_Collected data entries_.
◇ ◇ ◇

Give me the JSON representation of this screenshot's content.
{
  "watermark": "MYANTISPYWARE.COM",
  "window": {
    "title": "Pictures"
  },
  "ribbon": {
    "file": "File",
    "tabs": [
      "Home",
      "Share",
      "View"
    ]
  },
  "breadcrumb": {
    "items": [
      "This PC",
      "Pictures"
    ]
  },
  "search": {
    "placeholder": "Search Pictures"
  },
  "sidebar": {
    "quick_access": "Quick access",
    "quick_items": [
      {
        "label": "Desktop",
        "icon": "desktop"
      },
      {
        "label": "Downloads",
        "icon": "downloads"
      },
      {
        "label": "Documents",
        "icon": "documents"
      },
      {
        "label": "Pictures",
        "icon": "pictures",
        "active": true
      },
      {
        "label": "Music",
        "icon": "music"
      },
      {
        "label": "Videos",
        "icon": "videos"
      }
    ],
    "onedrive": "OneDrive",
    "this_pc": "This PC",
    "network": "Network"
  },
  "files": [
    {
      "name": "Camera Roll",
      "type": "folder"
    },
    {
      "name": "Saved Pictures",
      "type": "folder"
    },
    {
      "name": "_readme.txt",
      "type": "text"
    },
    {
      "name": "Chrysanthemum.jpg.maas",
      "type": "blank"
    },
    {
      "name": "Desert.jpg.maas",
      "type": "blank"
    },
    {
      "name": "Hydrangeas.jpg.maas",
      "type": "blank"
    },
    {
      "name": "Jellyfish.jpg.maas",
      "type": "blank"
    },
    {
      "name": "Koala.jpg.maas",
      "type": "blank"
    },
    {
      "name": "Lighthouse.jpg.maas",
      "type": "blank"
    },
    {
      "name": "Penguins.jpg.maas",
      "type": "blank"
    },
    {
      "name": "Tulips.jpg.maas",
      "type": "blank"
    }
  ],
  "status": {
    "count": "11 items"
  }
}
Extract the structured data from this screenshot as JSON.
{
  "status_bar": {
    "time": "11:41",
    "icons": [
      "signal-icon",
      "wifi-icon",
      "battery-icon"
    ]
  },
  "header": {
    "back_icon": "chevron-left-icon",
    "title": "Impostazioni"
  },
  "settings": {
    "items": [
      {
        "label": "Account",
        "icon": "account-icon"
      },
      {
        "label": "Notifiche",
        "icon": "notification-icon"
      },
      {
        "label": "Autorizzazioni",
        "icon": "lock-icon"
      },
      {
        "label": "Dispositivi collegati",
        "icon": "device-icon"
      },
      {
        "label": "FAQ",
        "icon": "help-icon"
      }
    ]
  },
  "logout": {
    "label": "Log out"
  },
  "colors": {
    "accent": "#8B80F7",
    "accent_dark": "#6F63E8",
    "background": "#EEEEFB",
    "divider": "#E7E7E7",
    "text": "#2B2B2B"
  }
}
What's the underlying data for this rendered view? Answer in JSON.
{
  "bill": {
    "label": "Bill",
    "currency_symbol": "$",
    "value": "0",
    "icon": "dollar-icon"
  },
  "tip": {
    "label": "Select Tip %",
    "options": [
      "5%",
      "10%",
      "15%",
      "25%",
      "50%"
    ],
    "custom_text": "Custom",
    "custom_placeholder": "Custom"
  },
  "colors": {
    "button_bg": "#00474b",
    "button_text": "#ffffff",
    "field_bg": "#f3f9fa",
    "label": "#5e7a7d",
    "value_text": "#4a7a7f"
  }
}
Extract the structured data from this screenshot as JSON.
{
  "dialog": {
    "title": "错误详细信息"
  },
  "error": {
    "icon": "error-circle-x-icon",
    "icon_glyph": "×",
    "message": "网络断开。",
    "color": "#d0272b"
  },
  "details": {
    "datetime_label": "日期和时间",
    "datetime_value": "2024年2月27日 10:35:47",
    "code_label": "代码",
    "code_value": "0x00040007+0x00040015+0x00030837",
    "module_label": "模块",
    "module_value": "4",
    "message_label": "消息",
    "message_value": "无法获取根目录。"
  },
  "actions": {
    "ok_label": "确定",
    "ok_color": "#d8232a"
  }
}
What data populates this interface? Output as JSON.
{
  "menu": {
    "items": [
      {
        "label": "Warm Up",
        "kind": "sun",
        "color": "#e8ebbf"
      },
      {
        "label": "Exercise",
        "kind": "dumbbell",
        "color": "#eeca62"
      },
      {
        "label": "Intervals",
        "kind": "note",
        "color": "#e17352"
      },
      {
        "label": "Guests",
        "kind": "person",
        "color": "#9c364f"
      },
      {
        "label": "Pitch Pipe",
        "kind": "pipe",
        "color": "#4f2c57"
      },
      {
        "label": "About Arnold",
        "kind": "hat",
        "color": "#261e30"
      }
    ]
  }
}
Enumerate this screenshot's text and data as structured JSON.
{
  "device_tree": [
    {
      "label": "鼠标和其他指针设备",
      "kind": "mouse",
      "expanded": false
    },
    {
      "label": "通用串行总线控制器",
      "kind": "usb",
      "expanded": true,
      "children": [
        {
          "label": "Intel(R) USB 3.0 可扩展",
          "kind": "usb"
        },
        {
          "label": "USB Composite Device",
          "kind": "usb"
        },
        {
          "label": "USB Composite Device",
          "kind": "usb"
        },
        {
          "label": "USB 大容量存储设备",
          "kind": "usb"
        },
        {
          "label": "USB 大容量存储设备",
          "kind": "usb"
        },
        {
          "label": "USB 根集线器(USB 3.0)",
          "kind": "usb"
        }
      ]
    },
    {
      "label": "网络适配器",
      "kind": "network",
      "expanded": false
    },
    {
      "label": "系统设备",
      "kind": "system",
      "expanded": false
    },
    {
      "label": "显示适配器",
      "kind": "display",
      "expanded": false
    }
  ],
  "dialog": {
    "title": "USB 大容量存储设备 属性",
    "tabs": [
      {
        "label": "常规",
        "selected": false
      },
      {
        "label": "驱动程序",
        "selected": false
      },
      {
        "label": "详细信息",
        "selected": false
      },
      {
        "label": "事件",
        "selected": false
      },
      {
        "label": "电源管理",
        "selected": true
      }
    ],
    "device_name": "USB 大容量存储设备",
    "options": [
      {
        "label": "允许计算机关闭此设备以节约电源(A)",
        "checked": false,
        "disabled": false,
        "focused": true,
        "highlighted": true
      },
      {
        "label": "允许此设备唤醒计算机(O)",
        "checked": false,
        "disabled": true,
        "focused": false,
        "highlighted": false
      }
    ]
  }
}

◇ ◇ ◇

_What to produce_. For each line above that contains the word "highlighted", copy that line.

_Solution to the exercise_.
        "highlighted": true
        "highlighted": false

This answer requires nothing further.